Extract:
"""
The service quality (SERVQUAL) model was developed by Parasuraman, Valerie Zeithaml, and Len Berry to measure the quality of service between 1983 and 1988. The model uses five gaps computed from the discrepancies between expectations and perceptions from five service quality dimensions [3, 26]. The five service quality dimensions are tangibility, reliability, responsiveness, assurance, and empathy [32]. Using SERVQUAL to measure customer expectations and perceptions helps identify opportunities and improve the overall service delivery outcome in the health sector (Butt & Run, 2010). Scholars have widely used the model to make inferences on service delivery quality in the education, business, and marketing sectors [32,33,34,35]. Similarly, the model in the health sector is meant to increase the methodological rigor, noting that most studies of health service delivery in the governance context from Tanzania were qualitative [1, 19, 31, 36]. Thus, SERVQUAL dimensions in Table 1 were adopted and modified to determine the quality of service in the healthcare facilities from the perspective of the healthcare seekers in the LGAs of Dodoma City and Bahi District in Tanzania.

Table 1 Description of the SERVQUAL Dimensions

The use of the SERVQUAL model to assess the quality of health services is significant in that health services in Tanzania were reported to face several challenges [21, 29, 30, 35]. However, the researchers concluded the perception and experience of the health workers [27,28,29,30]. The quality assessment for the World Health Organisation emphasized the need for the view of healthcare seekers when assessing the service delivery for sustainability [37]. A study on the quality from the perception of the service seekers is essential as it helps the provider to understand the customer expectations, perceptions, areas for improvement, and progress made in providing quality service [24, 27]. In addition, as the beneficiaries of care, healthcare seekers are critical stakeholders in the health system, and their feedback is necessary to develop responsive, people-centered health delivery systems under the LGAs.

Research methods and material

Study design

This study used a cross-sectional research design. A cross-sectional design produces a snapshot of the population under the study at a particular point in time [38]. This design suit studies like this that uses the quantitative approach in the collection and analysis of data to express a relationship in a given situation. Thus, the cross-section design was adopted because the study investigated the existing situation of health services to express the relationship between demographic aspects and the quality of health service delivery. Also, this design was useful in that it could survey 400 heads of the household in time.

Settings of the study

The study was conducted in the Dodoma City and Bahi District councils, among the LGAs in Dodoma Region, Tanzania. The two councils depict urban and rural LGAs stipulated in the constitution of the United Republic of Tanzania in Article 145, that recognizes establishing the city and district in urban and rural areas to foster service delivery. The LGAs in Dodoma Region were selected because the area is among the regions in Tanzania with critical challenges of service delivery in the healthcare facilities [21, 22, 37]. The challenges include a high maternal mortality rate, a shortage of human resources for health, long waiting times for treatment, and inadequacy of health facilities [21, 22, 39]. Also, Dodoma Region is recently experiencing rapid population growth. This growth has put more pressure on service delivery, including health services. Research shows that population growth significantly impacts service delivery, specifically in healthcare [40]. The National Census of 2022 reveals a tremendous increase in population growth in Dodoma Region at the rate of 3.9% as compared to 2.3 in 2012 [41, 42]. The rapid increase in population growth in the region is associated with the transfer of government offices from Dar-es-Salaam Region to Dodoma Region [22]. Dodoma City and Bahi District councils have many households compared to other councils in the region [41]. Thus, Dodoma City and Bahi District Councils are purposively selected to depict the councils with many households in Dodoma Region to represent urban and rural LGAs in the country. The number of households in the two councils was significant in selecting the unity of inquiry of the study.
"""
Material provided:
"""
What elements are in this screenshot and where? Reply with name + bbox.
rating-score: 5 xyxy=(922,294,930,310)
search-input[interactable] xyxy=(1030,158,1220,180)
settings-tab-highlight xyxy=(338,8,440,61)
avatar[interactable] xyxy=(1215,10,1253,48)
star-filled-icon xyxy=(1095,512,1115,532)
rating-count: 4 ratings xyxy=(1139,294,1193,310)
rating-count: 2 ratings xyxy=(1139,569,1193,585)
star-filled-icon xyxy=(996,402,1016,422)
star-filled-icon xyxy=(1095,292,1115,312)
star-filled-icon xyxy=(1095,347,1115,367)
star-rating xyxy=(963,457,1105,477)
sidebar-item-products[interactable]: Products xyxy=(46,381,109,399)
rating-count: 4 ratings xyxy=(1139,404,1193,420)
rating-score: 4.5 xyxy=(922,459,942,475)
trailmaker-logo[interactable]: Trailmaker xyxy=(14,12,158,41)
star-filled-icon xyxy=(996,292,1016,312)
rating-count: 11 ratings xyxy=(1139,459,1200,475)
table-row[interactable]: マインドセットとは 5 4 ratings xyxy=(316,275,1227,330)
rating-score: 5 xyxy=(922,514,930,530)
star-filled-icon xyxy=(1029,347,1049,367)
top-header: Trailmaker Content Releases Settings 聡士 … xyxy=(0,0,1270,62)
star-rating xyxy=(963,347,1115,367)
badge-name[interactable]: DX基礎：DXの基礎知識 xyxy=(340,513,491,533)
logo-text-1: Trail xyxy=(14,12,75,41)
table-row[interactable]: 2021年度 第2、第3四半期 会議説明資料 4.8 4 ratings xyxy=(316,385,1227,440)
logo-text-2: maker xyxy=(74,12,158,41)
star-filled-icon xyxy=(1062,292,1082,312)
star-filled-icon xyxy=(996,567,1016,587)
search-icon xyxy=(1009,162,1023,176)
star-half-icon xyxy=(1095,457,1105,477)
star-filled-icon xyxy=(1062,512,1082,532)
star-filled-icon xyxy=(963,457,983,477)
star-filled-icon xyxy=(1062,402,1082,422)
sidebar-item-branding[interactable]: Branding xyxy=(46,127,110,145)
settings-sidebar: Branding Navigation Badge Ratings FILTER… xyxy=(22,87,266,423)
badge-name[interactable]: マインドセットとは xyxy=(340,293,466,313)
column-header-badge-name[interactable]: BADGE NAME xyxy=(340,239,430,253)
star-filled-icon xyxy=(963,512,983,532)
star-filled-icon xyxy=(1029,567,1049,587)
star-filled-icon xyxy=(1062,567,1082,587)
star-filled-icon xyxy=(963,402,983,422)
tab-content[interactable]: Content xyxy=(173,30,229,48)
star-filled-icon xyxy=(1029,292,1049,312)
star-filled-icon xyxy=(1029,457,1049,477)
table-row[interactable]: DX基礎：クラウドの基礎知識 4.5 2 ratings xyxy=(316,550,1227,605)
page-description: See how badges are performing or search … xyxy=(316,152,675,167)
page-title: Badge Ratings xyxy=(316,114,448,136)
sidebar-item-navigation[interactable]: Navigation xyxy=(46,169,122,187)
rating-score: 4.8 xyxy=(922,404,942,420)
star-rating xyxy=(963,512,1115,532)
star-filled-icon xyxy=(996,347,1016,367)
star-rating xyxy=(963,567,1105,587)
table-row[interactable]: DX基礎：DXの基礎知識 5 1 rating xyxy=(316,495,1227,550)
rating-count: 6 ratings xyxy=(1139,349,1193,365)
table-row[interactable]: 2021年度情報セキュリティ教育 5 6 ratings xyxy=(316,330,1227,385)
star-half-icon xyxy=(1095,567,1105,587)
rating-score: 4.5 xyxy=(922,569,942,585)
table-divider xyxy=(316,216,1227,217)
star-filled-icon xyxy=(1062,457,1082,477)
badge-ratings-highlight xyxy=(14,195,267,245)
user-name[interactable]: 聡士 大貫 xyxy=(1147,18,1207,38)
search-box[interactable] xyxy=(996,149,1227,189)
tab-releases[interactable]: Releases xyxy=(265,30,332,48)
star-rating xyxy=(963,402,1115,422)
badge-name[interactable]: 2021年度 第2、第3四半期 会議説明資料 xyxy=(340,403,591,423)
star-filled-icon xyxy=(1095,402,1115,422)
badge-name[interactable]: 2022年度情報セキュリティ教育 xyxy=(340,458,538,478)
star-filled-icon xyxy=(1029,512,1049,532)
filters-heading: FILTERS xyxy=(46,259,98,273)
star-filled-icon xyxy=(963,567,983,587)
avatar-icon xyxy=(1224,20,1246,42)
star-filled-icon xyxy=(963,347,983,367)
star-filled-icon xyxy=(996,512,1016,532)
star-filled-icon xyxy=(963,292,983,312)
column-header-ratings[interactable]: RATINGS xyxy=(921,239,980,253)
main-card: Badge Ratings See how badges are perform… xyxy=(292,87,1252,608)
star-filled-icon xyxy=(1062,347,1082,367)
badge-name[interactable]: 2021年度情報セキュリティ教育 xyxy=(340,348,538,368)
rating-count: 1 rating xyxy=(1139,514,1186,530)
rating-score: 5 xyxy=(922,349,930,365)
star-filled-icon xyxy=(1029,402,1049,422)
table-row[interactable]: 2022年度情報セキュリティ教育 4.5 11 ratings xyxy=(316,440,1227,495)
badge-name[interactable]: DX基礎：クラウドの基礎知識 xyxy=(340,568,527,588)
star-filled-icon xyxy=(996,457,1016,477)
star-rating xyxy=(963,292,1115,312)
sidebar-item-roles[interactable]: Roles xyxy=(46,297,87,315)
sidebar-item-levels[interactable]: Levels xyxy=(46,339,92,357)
"""
What this exercise asks:
• a. Return the part of the extract on health service quality between "This study used" and "household in time.", inclusive.
• b. In the extract on health service quality, what are the five service quality dimensions of the SERVQUAL model?
• c. Carry on writing the extract on health service quality from its final sentence.

Responses:
• a.
This study used a cross-sectional research design. A cross-sectional design produces a snapshot of the population under the study at a particular point in time [38]. This design suit studies like this that uses the quantitative approach in the collection and analysis of data to express a relationship in a given situation. Thus, the cross-section design was adopted because the study investigated the existing situation of health services to express the relationship between demographic aspects and the quality of health service delivery. Also, this design was useful in that it could survey 400 heads of the household in time.

• b. Tangibility, reliability, responsiveness, assurance, and empathy.

• c.
Dodoma City has been the capital city of Tanzania since 2016 [22]. It is administratively divided into 41 wards with 170 mitaa and 39 villages. The main economic activities of people in Dodoma City are business and farming [21]. The city owns 4 health centers and 27 dispensaries for providing healthcare services to its population. It has the region’s most significant number of households. The Bahi District is among the rural council in the Dodoma Region with the highest number of households. Bahi District Council consists of 22 wards and 59 villages. The main economic activities of the people in Bahi are farming and livestock keeping. The council in its jurisdiction owns 6 health centers and 35 dispensaries [21].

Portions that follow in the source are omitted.